_DATA TO PROCESS_:
"""

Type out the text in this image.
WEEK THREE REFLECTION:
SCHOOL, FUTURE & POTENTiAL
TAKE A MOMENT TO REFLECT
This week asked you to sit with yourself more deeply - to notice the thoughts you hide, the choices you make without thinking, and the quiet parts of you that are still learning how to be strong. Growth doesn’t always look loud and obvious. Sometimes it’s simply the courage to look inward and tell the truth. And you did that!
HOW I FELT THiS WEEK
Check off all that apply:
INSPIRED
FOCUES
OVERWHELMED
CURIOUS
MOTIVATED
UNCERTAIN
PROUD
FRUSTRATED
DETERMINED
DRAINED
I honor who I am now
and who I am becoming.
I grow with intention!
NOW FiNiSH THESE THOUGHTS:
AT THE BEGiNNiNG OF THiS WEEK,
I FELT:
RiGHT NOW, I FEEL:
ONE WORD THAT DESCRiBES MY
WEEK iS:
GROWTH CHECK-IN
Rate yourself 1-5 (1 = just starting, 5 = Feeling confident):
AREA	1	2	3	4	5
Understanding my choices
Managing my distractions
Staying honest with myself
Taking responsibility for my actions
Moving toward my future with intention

"""

Using the data above, output each line exactly.

_COMPLETED TASK_:
Type out the text in this image.
WEEK THREE REFLECTION:
SCHOOL, FUTURE & POTENTiAL
TAKE A MOMENT TO REFLECT
This week asked you to sit with yourself more deeply - to notice the thoughts you hide, the choices you make without thinking, and the quiet parts of you that are still learning how to be strong. Growth doesn’t always look loud and obvious. Sometimes it’s simply the courage to look inward and tell the truth. And you did that!
HOW I FELT THiS WEEK
Check off all that apply:
INSPIRED
FOCUES
OVERWHELMED
CURIOUS
MOTIVATED
UNCERTAIN
PROUD
FRUSTRATED
DETERMINED
DRAINED
I honor who I am now
and who I am becoming.
I grow with intention!
NOW FiNiSH THESE THOUGHTS:
AT THE BEGiNNiNG OF THiS WEEK,
I FELT:
RiGHT NOW, I FEEL:
ONE WORD THAT DESCRiBES MY
WEEK iS:
GROWTH CHECK-IN
Rate yourself 1-5 (1 = just starting, 5 = Feeling confident):
AREA	1	2	3	4	5
Understanding my choices
Managing my distractions
Staying honest with myself
Taking responsibility for my actions
Moving toward my future with intention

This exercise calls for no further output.